-------- Stored records
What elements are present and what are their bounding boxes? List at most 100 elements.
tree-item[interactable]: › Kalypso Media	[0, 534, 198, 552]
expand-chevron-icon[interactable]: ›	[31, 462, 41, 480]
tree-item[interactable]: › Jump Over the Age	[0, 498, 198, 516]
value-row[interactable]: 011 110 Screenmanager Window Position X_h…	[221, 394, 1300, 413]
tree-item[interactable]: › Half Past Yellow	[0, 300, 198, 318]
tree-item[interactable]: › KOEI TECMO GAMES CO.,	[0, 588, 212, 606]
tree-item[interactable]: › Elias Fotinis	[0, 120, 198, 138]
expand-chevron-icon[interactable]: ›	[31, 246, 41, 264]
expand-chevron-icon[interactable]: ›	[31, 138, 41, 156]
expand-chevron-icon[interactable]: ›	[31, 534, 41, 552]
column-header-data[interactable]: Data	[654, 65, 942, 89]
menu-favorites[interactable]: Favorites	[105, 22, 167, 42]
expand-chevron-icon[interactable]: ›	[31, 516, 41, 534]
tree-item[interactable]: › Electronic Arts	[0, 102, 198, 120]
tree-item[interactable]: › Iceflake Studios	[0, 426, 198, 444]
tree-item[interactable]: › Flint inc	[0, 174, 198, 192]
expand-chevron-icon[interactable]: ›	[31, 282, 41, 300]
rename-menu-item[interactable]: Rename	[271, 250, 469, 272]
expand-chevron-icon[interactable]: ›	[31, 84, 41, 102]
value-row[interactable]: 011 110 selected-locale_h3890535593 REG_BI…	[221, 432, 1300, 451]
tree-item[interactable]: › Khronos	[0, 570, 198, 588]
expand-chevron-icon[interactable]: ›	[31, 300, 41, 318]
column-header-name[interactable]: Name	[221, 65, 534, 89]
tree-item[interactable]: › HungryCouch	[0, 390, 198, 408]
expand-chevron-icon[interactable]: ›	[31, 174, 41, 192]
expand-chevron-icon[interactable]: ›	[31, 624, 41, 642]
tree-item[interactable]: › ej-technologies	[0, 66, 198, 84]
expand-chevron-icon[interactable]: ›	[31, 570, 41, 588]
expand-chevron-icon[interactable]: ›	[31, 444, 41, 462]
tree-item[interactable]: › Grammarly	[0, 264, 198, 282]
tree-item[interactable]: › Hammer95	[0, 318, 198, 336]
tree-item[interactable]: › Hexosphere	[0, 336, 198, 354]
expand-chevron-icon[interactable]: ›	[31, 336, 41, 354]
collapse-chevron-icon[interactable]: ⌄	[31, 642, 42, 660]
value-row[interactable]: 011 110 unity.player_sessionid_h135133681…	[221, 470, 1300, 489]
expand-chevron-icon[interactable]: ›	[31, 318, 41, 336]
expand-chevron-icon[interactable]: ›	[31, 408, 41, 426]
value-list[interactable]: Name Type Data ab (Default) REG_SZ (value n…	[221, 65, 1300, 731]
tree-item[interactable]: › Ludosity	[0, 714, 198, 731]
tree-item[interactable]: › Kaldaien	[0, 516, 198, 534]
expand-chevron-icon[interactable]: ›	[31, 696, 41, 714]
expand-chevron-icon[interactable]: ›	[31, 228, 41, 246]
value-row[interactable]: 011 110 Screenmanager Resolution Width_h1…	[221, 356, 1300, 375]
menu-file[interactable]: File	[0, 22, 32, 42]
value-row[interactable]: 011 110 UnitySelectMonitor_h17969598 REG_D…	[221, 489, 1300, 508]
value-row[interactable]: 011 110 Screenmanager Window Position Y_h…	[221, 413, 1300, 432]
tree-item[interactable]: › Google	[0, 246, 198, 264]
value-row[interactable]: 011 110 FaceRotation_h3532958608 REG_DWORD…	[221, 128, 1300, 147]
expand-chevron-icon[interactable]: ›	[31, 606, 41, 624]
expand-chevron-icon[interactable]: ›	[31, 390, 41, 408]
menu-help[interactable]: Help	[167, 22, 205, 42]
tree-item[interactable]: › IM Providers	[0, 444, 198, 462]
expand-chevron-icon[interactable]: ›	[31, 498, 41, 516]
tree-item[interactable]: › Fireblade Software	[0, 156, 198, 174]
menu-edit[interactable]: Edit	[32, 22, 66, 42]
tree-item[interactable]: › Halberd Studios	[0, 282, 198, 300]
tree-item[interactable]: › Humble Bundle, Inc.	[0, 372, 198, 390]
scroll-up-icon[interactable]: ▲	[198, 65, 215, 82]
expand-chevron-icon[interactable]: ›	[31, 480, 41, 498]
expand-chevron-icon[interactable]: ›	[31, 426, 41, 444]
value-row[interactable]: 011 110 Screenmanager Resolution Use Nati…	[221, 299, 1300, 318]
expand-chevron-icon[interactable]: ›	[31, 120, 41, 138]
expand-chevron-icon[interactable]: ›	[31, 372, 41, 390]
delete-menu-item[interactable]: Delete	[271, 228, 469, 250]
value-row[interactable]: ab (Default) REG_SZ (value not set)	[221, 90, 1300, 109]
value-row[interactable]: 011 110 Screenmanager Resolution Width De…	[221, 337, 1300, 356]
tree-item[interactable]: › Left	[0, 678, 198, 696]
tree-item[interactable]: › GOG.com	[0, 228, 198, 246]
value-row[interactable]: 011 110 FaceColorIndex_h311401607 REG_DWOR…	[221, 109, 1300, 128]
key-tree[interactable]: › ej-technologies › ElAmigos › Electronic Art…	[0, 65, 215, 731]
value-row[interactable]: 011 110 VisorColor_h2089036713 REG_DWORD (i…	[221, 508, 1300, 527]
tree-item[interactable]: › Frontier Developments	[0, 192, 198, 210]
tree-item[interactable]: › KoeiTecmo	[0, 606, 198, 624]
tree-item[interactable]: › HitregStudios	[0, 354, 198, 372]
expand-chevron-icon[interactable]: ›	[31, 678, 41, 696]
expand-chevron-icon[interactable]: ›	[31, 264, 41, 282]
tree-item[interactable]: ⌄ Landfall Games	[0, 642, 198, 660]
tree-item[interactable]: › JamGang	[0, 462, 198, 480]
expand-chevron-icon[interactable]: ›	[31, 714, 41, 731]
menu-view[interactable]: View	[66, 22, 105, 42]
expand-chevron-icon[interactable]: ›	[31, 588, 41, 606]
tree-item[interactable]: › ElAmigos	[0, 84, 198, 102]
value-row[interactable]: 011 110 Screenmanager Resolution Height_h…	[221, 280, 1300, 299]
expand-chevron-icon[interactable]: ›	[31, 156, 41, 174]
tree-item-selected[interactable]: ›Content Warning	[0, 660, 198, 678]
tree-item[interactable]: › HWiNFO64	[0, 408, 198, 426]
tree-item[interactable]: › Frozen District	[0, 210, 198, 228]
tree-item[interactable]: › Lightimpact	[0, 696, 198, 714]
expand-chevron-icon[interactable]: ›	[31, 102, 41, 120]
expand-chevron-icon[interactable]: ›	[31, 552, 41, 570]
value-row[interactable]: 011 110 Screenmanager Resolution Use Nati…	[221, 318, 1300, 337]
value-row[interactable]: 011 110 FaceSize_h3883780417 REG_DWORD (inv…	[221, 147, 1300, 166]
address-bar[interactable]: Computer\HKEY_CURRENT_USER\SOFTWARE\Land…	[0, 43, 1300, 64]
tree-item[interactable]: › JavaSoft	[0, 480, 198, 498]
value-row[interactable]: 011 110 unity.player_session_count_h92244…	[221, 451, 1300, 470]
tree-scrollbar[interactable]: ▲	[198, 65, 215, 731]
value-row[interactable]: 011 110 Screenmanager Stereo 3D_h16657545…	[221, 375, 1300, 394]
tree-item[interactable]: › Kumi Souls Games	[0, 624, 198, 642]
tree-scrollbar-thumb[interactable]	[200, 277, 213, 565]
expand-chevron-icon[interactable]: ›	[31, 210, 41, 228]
----------------
Can you rewrite all of the lines above as a numbered list, leaving out any blank lines?

* Solved problem
1. What elements are present and what are their bounding boxes? List at most 100 elements.
2. tree-item[interactable]: › Kalypso Media	[0, 534, 198, 552]
3. expand-chevron-icon[interactable]: ›	[31, 462, 41, 480]
4. tree-item[interactable]: › Jump Over the Age	[0, 498, 198, 516]
5. value-row[interactable]: 011 110 Screenmanager Window Position X_h…	[221, 394, 1300, 413]
6. tree-item[interactable]: › Half Past Yellow	[0, 300, 198, 318]
7. tree-item[interactable]: › KOEI TECMO GAMES CO.,	[0, 588, 212, 606]
8. tree-item[interactable]: › Elias Fotinis	[0, 120, 198, 138]
9. expand-chevron-icon[interactable]: ›	[31, 246, 41, 264]
10. expand-chevron-icon[interactable]: ›	[31, 138, 41, 156]
11. expand-chevron-icon[interactable]: ›	[31, 534, 41, 552]
12. column-header-data[interactable]: Data	[654, 65, 942, 89]
13. menu-favorites[interactable]: Favorites	[105, 22, 167, 42]
14. expand-chevron-icon[interactable]: ›	[31, 516, 41, 534]
15. tree-item[interactable]: › Electronic Arts	[0, 102, 198, 120]
16. tree-item[interactable]: › Iceflake Studios	[0, 426, 198, 444]
17. tree-item[interactable]: › Flint inc	[0, 174, 198, 192]
18. expand-chevron-icon[interactable]: ›	[31, 282, 41, 300]
19. rename-menu-item[interactable]: Rename	[271, 250, 469, 272]
20. expand-chevron-icon[interactable]: ›	[31, 84, 41, 102]
21. value-row[interactable]: 011 110 selected-locale_h3890535593 REG_BI…	[221, 432, 1300, 451]
22. tree-item[interactable]: › Khronos	[0, 570, 198, 588]
23. expand-chevron-icon[interactable]: ›	[31, 300, 41, 318]
24. column-header-name[interactable]: Name	[221, 65, 534, 89]
25. tree-item[interactable]: › HungryCouch	[0, 390, 198, 408]
26. expand-chevron-icon[interactable]: ›	[31, 174, 41, 192]
27. expand-chevron-icon[interactable]: ›	[31, 624, 41, 642]
28. tree-item[interactable]: › ej-technologies	[0, 66, 198, 84]
29. expand-chevron-icon[interactable]: ›	[31, 570, 41, 588]
30. expand-chevron-icon[interactable]: ›	[31, 444, 41, 462]
31. tree-item[interactable]: › Grammarly	[0, 264, 198, 282]
32. tree-item[interactable]: › Hammer95	[0, 318, 198, 336]
33. tree-item[interactable]: › Hexosphere	[0, 336, 198, 354]
34. expand-chevron-icon[interactable]: ›	[31, 336, 41, 354]
35. collapse-chevron-icon[interactable]: ⌄	[31, 642, 42, 660]
36. value-row[interactable]: 011 110 unity.player_sessionid_h135133681…	[221, 470, 1300, 489]
37. expand-chevron-icon[interactable]: ›	[31, 318, 41, 336]
38. expand-chevron-icon[interactable]: ›	[31, 408, 41, 426]
39. value-list[interactable]: Name Type Data ab (Default) REG_SZ (value n…	[221, 65, 1300, 731]
40. tree-item[interactable]: › Ludosity	[0, 714, 198, 731]
41. tree-item[interactable]: › Kaldaien	[0, 516, 198, 534]
42. expand-chevron-icon[interactable]: ›	[31, 696, 41, 714]
43. expand-chevron-icon[interactable]: ›	[31, 228, 41, 246]
44. value-row[interactable]: 011 110 Screenmanager Resolution Width_h1…	[221, 356, 1300, 375]
45. menu-file[interactable]: File	[0, 22, 32, 42]
46. value-row[interactable]: 011 110 UnitySelectMonitor_h17969598 REG_D…	[221, 489, 1300, 508]
47. value-row[interactable]: 011 110 Screenmanager Window Position Y_h…	[221, 413, 1300, 432]
48. tree-item[interactable]: › Google	[0, 246, 198, 264]
49. value-row[interactable]: 011 110 FaceRotation_h3532958608 REG_DWORD…	[221, 128, 1300, 147]
50. expand-chevron-icon[interactable]: ›	[31, 606, 41, 624]
51. expand-chevron-icon[interactable]: ›	[31, 390, 41, 408]
52. menu-help[interactable]: Help	[167, 22, 205, 42]
53. tree-item[interactable]: › IM Providers	[0, 444, 198, 462]
54. expand-chevron-icon[interactable]: ›	[31, 498, 41, 516]
55. tree-item[interactable]: › Fireblade Software	[0, 156, 198, 174]
56. menu-edit[interactable]: Edit	[32, 22, 66, 42]
57. tree-item[interactable]: › Halberd Studios	[0, 282, 198, 300]
58. tree-item[interactable]: › Humble Bundle, Inc.	[0, 372, 198, 390]
59. scroll-up-icon[interactable]: ▲	[198, 65, 215, 82]
60. expand-chevron-icon[interactable]: ›	[31, 480, 41, 498]
61. expand-chevron-icon[interactable]: ›	[31, 426, 41, 444]
62. value-row[interactable]: 011 110 Screenmanager Resolution Use Nati…	[221, 299, 1300, 318]
63. expand-chevron-icon[interactable]: ›	[31, 120, 41, 138]
64. expand-chevron-icon[interactable]: ›	[31, 372, 41, 390]
65. delete-menu-item[interactable]: Delete	[271, 228, 469, 250]
66. value-row[interactable]: ab (Default) REG_SZ (value not set)	[221, 90, 1300, 109]
67. value-row[interactable]: 011 110 Screenmanager Resolution Width De…	[221, 337, 1300, 356]
68. tree-item[interactable]: › Left	[0, 678, 198, 696]
69. tree-item[interactable]: › GOG.com	[0, 228, 198, 246]
70. value-row[interactable]: 011 110 FaceColorIndex_h311401607 REG_DWOR…	[221, 109, 1300, 128]
71. key-tree[interactable]: › ej-technologies › ElAmigos › Electronic Art…	[0, 65, 215, 731]
72. value-row[interactable]: 011 110 VisorColor_h2089036713 REG_DWORD (i…	[221, 508, 1300, 527]
73. tree-item[interactable]: › Frontier Developments	[0, 192, 198, 210]
74. tree-item[interactable]: › KoeiTecmo	[0, 606, 198, 624]
75. tree-item[interactable]: › HitregStudios	[0, 354, 198, 372]
76. expand-chevron-icon[interactable]: ›	[31, 678, 41, 696]
77. expand-chevron-icon[interactable]: ›	[31, 264, 41, 282]
78. tree-item[interactable]: ⌄ Landfall Games	[0, 642, 198, 660]
79. tree-item[interactable]: › JamGang	[0, 462, 198, 480]
80. expand-chevron-icon[interactable]: ›	[31, 714, 41, 731]
81. menu-view[interactable]: View	[66, 22, 105, 42]
82. expand-chevron-icon[interactable]: ›	[31, 588, 41, 606]
83. tree-item[interactable]: › ElAmigos	[0, 84, 198, 102]
84. value-row[interactable]: 011 110 Screenmanager Resolution Height_h…	[221, 280, 1300, 299]
85. expand-chevron-icon[interactable]: ›	[31, 156, 41, 174]
86. tree-item-selected[interactable]: ›Content Warning	[0, 660, 198, 678]
87. tree-item[interactable]: › HWiNFO64	[0, 408, 198, 426]
88. tree-item[interactable]: › Frozen District	[0, 210, 198, 228]
89. tree-item[interactable]: › Lightimpact	[0, 696, 198, 714]
90. expand-chevron-icon[interactable]: ›	[31, 102, 41, 120]
91. expand-chevron-icon[interactable]: ›	[31, 552, 41, 570]
92. value-row[interactable]: 011 110 Screenmanager Resolution Use Nati…	[221, 318, 1300, 337]
93. value-row[interactable]: 011 110 FaceSize_h3883780417 REG_DWORD (inv…	[221, 147, 1300, 166]
94. address-bar[interactable]: Computer\HKEY_CURRENT_USER\SOFTWARE\Land…	[0, 43, 1300, 64]
95. tree-item[interactable]: › JavaSoft	[0, 480, 198, 498]
96. value-row[interactable]: 011 110 unity.player_session_count_h92244…	[221, 451, 1300, 470]
97. tree-scrollbar[interactable]: ▲	[198, 65, 215, 731]
98. value-row[interactable]: 011 110 Screenmanager Stereo 3D_h16657545…	[221, 375, 1300, 394]
99. tree-item[interactable]: › Kumi Souls Games	[0, 624, 198, 642]
100. tree-scrollbar-thumb[interactable]	[200, 277, 213, 565]
101. expand-chevron-icon[interactable]: ›	[31, 210, 41, 228]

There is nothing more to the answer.